**WRITTEN REQUEST**
Return each line of the records with nothing changed, pictures excepted.
*****
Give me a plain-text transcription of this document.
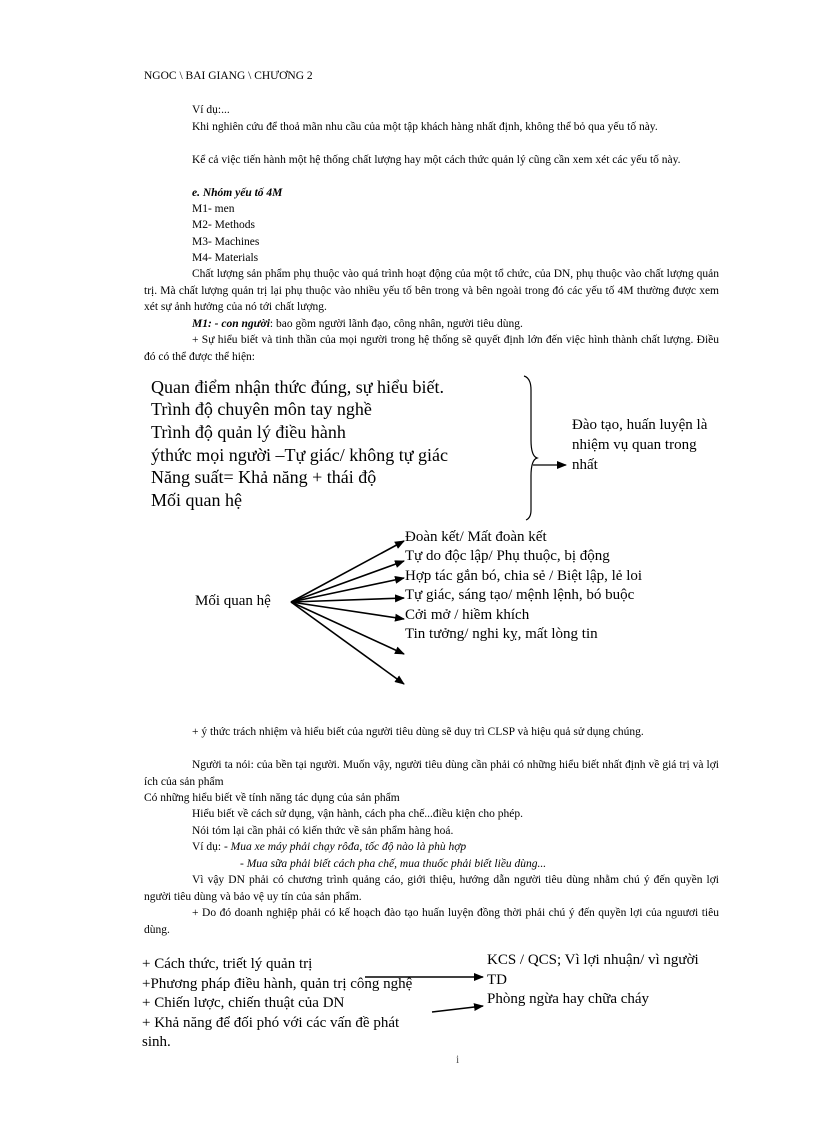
NGOC \ BAI GIANG \ CHƯƠNG 2
Ví dụ:...
Khi nghiên cứu để thoả mãn nhu cầu của một tập khách hàng nhất định, không thể bỏ qua yếu tố này.
Kể cả việc tiến hành một hệ thống chất lượng hay một cách thức quản lý cũng cần xem xét các yếu tố này.
e. Nhóm yếu tố 4M
M1- men
M2- Methods
M3- Machines
M4- Materials
Chất lượng sản phẩm phụ thuộc vào quá trình hoạt động của một tổ chức, của DN, phụ thuộc vào chất lượng quản trị. Mà chất lượng quản trị lại phụ thuộc vào nhiều yếu tố bên trong và bên ngoài trong đó các yếu tố 4M thường được xem xét sự ảnh hưởng của nó tới chất lượng.
M1: - con người: bao gồm người lãnh đạo, công nhân, người tiêu dùng.
+ Sự hiểu biết và tinh thần của mọi người trong hệ thống sẽ quyết định lớn đến việc hình thành chất lượng. Điều đó có thể được thể hiện:
Quan điểm nhận thức đúng, sự hiểu biết.
Trình độ chuyên môn tay nghề
Trình độ quản lý điều hành
ýthức mọi người –Tự giác/ không tự giác
Năng suất= Khả năng + thái độ
Mối quan hệ
Đào tạo, huấn luyện là
nhiệm vụ quan trong
nhất
Mối quan hệ
Đoàn kết/ Mất đoàn kết
Tự do độc lập/ Phụ thuộc, bị động
Hợp tác gắn bó, chia sẻ / Biệt lập, lẻ loi
Tự giác, sáng tạo/ mệnh lệnh, bó buộc
Cởi mở / hiềm khích
Tin tưởng/ nghi kỵ, mất lòng tin
+ ý thức trách nhiệm và hiểu biết của người tiêu dùng sẽ duy trì CLSP và hiệu quả sử dụng chúng.
Người ta nói: của bền tại người. Muốn vậy, người tiêu dùng cần phải có những hiểu biết nhất định về giá trị và lợi ích của sản phẩm
Có những hiểu biết về tính năng tác dụng của sản phẩm
Hiểu biết về cách sử dụng, vận hành, cách pha chế...điều kiện cho phép.
Nói tóm lại cần phải có kiến thức về sản phẩm hàng hoá.
Ví dụ: - Mua xe máy phải chạy rôđa, tốc độ nào là phù hợp
- Mua sữa phải biết cách pha chế, mua thuốc phải biết liều dùng...
Vì vậy DN phải có chương trình quảng cáo, giới thiệu, hướng dẫn người tiêu dùng nhằm chú ý đến quyền lợi người tiêu dùng và bảo vệ uy tín của sản phẩm.
+ Do đó doanh nghiệp phải có kế hoạch đào tạo huấn luyện đồng thời phải chú ý đến quyền lợi của nguươi tiêu dùng.
+ Cách thức, triết lý quản trị
+Phương pháp điều hành, quản trị công nghệ
+ Chiến lược, chiến thuật của DN
+ Khả năng để đối phó với các vấn đề phát
sinh.
KCS / QCS; Vì lợi nhuận/ vì người
TD
Phòng ngừa hay chữa cháy
i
*****
**WORKED SOLUTION**
Give me a plain-text transcription of this document.
NGOC \ BAI GIANG \ CHƯƠNG 2
Ví dụ:...
Khi nghiên cứu để thoả mãn nhu cầu của một tập khách hàng nhất định, không thể bỏ qua yếu tố này.
Kể cả việc tiến hành một hệ thống chất lượng hay một cách thức quản lý cũng cần xem xét các yếu tố này.
e. Nhóm yếu tố 4M
M1- men
M2- Methods
M3- Machines
M4- Materials
Chất lượng sản phẩm phụ thuộc vào quá trình hoạt động của một tổ chức, của DN, phụ thuộc vào chất lượng quản trị. Mà chất lượng quản trị lại phụ thuộc vào nhiều yếu tố bên trong và bên ngoài trong đó các yếu tố 4M thường được xem xét sự ảnh hưởng của nó tới chất lượng.
M1: - con người: bao gồm người lãnh đạo, công nhân, người tiêu dùng.
+ Sự hiểu biết và tinh thần của mọi người trong hệ thống sẽ quyết định lớn đến việc hình thành chất lượng. Điều đó có thể được thể hiện:
Quan điểm nhận thức đúng, sự hiểu biết.
Trình độ chuyên môn tay nghề
Trình độ quản lý điều hành
ýthức mọi người –Tự giác/ không tự giác
Năng suất= Khả năng + thái độ
Mối quan hệ
Đào tạo, huấn luyện là
nhiệm vụ quan trong
nhất
Mối quan hệ
Đoàn kết/ Mất đoàn kết
Tự do độc lập/ Phụ thuộc, bị động
Hợp tác gắn bó, chia sẻ / Biệt lập, lẻ loi
Tự giác, sáng tạo/ mệnh lệnh, bó buộc
Cởi mở / hiềm khích
Tin tưởng/ nghi kỵ, mất lòng tin
+ ý thức trách nhiệm và hiểu biết của người tiêu dùng sẽ duy trì CLSP và hiệu quả sử dụng chúng.
Người ta nói: của bền tại người. Muốn vậy, người tiêu dùng cần phải có những hiểu biết nhất định về giá trị và lợi ích của sản phẩm
Có những hiểu biết về tính năng tác dụng của sản phẩm
Hiểu biết về cách sử dụng, vận hành, cách pha chế...điều kiện cho phép.
Nói tóm lại cần phải có kiến thức về sản phẩm hàng hoá.
Ví dụ: - Mua xe máy phải chạy rôđa, tốc độ nào là phù hợp
- Mua sữa phải biết cách pha chế, mua thuốc phải biết liều dùng...
Vì vậy DN phải có chương trình quảng cáo, giới thiệu, hướng dẫn người tiêu dùng nhằm chú ý đến quyền lợi người tiêu dùng và bảo vệ uy tín của sản phẩm.
+ Do đó doanh nghiệp phải có kế hoạch đào tạo huấn luyện đồng thời phải chú ý đến quyền lợi của nguươi tiêu dùng.
+ Cách thức, triết lý quản trị
+Phương pháp điều hành, quản trị công nghệ
+ Chiến lược, chiến thuật của DN
+ Khả năng để đối phó với các vấn đề phát
sinh.
KCS / QCS; Vì lợi nhuận/ vì người
TD
Phòng ngừa hay chữa cháy
i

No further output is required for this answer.